Items from a document page collection

########

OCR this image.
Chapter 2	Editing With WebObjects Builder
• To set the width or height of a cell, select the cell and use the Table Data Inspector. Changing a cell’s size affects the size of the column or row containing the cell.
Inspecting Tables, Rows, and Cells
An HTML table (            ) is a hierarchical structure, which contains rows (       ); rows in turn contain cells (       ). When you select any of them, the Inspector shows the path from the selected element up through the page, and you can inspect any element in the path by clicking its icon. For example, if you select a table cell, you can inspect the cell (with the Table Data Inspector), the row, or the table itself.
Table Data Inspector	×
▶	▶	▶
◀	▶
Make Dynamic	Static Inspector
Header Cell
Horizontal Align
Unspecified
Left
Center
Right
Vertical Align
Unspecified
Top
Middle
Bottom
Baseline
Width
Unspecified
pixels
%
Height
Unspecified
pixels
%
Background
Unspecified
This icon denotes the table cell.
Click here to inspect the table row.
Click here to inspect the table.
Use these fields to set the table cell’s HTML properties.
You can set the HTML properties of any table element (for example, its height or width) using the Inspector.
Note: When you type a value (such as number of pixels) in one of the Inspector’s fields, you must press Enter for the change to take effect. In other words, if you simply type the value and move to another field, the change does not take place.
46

########

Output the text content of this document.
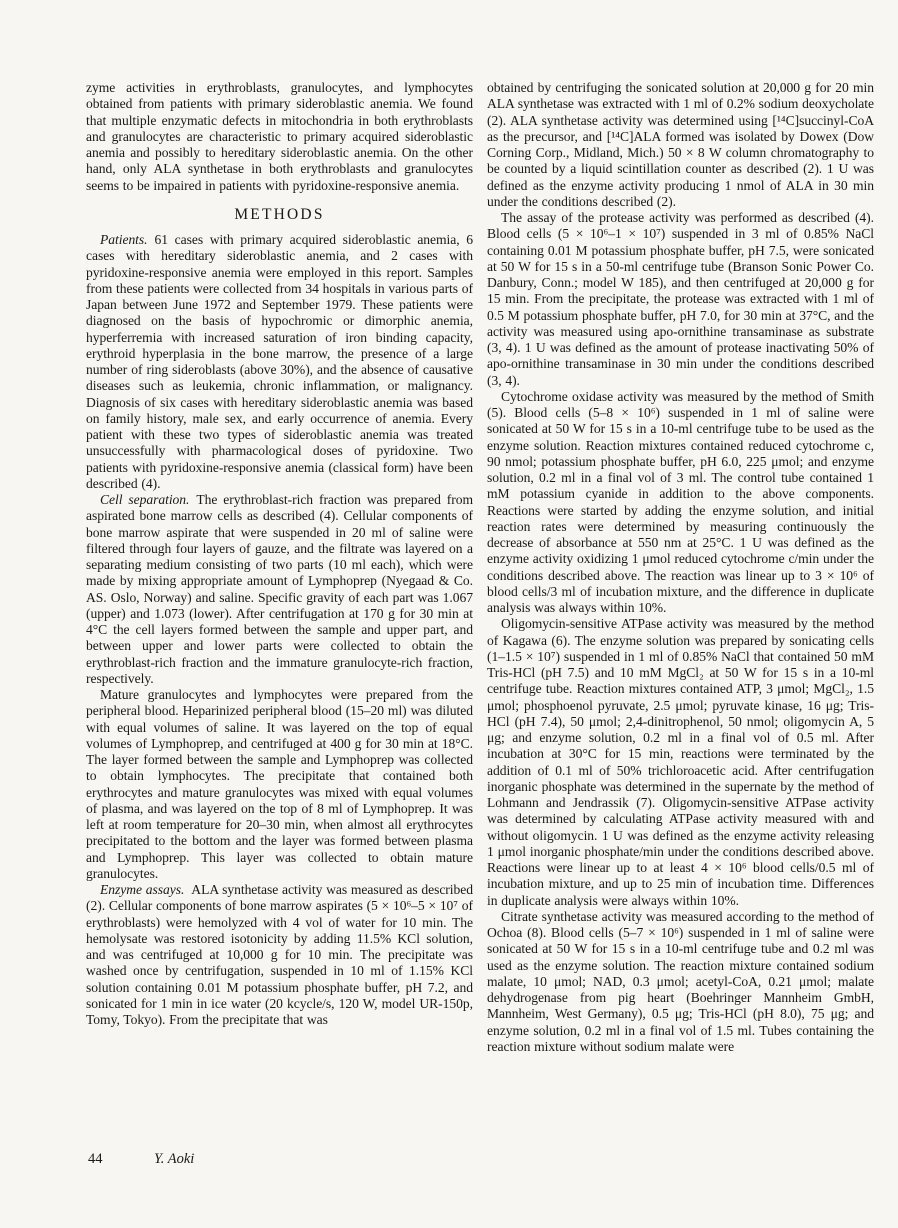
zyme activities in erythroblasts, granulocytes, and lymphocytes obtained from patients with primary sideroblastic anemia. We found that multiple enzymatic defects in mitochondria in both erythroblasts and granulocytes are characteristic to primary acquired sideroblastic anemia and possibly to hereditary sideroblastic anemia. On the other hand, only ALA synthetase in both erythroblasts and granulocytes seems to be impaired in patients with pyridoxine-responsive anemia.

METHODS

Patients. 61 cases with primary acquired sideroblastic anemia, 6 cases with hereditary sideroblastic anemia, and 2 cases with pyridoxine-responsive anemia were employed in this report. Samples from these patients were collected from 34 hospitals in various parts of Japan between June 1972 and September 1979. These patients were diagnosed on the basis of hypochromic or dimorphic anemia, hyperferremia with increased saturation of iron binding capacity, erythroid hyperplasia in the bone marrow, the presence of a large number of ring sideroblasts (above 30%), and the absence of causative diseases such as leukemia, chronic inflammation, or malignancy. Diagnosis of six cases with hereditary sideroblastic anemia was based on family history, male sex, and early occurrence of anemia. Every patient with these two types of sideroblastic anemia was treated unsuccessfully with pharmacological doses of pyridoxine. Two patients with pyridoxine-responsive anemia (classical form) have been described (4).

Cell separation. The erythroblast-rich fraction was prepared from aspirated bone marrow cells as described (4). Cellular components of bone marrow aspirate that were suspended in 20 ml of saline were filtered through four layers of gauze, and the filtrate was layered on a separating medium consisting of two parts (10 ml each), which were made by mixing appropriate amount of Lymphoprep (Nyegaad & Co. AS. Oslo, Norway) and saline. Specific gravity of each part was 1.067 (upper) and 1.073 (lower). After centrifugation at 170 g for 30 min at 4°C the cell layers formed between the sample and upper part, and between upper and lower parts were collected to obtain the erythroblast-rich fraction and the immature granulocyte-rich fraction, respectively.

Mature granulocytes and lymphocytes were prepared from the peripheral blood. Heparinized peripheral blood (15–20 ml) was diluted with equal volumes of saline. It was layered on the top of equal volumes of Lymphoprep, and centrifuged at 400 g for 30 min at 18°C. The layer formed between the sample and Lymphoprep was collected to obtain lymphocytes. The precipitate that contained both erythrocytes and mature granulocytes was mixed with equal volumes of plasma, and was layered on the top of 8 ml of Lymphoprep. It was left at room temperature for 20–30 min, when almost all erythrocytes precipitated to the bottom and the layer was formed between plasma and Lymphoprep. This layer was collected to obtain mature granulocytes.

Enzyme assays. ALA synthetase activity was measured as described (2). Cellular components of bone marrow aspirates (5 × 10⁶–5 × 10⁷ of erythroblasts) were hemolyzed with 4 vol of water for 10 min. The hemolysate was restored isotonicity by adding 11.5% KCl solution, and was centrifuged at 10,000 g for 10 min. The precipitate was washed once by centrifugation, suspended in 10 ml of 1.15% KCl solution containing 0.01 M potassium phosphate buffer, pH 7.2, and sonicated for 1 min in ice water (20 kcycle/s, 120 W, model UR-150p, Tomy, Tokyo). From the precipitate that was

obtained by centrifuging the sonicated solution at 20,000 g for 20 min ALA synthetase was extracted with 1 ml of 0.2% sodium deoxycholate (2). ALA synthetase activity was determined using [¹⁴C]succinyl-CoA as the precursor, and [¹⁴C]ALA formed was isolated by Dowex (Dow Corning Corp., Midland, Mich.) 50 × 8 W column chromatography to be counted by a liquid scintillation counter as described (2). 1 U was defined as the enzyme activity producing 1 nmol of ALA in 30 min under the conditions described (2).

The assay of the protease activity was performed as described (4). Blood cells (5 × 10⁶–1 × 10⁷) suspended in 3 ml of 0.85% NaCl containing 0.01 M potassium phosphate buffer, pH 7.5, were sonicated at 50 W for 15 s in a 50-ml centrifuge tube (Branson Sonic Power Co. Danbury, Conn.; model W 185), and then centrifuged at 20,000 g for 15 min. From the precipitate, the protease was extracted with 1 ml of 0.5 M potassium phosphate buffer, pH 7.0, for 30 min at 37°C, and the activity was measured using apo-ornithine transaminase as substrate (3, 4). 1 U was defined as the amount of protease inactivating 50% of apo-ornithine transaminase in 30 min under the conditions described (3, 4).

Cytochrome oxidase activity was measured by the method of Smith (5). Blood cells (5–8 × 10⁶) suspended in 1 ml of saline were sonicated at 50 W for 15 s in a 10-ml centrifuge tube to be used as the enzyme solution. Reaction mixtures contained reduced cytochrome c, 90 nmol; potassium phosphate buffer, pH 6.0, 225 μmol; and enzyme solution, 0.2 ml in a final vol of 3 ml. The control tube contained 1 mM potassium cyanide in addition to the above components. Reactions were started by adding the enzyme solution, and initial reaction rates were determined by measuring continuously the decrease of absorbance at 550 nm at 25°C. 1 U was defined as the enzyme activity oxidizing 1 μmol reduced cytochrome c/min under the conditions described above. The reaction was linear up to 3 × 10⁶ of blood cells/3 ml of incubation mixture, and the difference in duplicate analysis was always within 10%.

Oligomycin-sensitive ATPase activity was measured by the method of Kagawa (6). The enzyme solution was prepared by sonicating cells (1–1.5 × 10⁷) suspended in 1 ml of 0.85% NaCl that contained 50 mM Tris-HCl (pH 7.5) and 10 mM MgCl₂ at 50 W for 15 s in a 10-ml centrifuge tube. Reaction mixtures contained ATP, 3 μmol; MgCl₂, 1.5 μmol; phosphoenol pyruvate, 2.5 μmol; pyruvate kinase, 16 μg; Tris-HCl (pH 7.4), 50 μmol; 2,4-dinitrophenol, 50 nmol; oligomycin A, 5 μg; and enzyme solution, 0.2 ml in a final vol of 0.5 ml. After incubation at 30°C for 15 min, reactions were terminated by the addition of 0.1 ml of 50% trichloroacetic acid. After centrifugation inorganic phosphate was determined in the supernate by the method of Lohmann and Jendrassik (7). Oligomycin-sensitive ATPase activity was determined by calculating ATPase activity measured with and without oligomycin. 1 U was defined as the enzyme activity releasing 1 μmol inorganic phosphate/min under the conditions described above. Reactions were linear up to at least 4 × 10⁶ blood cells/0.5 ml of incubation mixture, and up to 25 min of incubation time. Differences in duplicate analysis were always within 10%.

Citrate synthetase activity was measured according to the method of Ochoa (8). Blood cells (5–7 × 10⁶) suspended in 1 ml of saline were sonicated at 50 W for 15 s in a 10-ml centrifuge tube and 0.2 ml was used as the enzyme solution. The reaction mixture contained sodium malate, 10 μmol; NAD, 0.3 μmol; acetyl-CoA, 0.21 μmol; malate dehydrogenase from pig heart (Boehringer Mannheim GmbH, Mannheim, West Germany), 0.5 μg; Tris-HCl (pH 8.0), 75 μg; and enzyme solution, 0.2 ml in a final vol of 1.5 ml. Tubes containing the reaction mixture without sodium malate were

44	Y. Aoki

########

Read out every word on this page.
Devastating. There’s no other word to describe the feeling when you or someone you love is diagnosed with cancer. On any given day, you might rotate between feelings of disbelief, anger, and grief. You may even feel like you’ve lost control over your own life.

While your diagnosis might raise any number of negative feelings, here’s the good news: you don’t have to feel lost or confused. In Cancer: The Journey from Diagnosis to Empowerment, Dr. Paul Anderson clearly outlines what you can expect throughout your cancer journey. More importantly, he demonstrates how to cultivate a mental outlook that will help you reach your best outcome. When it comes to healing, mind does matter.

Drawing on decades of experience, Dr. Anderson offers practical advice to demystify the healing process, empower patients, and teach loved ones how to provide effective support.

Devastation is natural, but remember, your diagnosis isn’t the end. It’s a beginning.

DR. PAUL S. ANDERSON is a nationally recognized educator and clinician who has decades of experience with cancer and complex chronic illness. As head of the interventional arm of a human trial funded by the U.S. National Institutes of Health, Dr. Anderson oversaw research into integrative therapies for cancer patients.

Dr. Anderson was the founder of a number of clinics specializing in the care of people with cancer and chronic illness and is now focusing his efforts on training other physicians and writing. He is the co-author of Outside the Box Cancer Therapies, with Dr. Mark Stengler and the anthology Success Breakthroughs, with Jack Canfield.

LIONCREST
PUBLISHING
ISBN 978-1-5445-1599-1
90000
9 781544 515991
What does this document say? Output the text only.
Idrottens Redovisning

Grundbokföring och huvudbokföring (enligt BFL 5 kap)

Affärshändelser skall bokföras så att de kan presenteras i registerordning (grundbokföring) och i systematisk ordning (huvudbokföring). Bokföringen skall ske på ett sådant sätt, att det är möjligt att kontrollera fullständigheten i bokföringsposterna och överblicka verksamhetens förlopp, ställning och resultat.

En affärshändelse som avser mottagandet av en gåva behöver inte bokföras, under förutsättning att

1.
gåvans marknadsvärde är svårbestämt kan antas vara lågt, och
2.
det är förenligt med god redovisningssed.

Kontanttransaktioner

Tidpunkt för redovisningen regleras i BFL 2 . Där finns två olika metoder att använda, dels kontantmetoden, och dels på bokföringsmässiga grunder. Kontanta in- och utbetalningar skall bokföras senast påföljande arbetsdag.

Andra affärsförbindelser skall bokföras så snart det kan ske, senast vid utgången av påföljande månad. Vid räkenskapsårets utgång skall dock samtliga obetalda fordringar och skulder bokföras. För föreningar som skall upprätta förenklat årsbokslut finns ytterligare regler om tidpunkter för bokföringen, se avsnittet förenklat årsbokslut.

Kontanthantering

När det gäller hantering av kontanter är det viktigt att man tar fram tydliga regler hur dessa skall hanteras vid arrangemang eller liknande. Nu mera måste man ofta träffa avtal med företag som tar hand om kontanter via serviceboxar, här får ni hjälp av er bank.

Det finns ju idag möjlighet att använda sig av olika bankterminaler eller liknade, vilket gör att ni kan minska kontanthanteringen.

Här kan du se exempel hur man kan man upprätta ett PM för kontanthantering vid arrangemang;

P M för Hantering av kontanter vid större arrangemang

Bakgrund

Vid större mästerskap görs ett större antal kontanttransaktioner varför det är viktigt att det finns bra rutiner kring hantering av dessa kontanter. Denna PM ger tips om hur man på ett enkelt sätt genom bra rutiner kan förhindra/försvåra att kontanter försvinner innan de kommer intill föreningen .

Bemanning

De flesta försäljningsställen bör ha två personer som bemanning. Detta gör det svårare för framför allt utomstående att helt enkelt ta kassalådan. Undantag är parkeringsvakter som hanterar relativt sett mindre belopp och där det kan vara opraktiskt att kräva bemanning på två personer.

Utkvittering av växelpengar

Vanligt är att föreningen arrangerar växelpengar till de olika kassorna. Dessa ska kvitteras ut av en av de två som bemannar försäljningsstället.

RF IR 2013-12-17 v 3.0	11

########

### Work item:
Return each line of the records above in which the word "viktigt" occurs.

### Answer to the exercise:
När det gäller hantering av kontanter är det viktigt att man tar fram tydliga regler hur dessa skall hanteras vid arrangemang eller liknande. Nu mera måste man ofta träffa avtal med företag som tar hand om kontanter via serviceboxar, här får ni hjälp av er bank.
Vid större mästerskap görs ett större antal kontanttransaktioner varför det är viktigt att det finns bra rutiner kring hantering av dessa kontanter. Denna PM ger tips om hur man på ett enkelt sätt genom bra rutiner kan förhindra/försvåra att kontanter försvinner innan de kommer intill föreningen .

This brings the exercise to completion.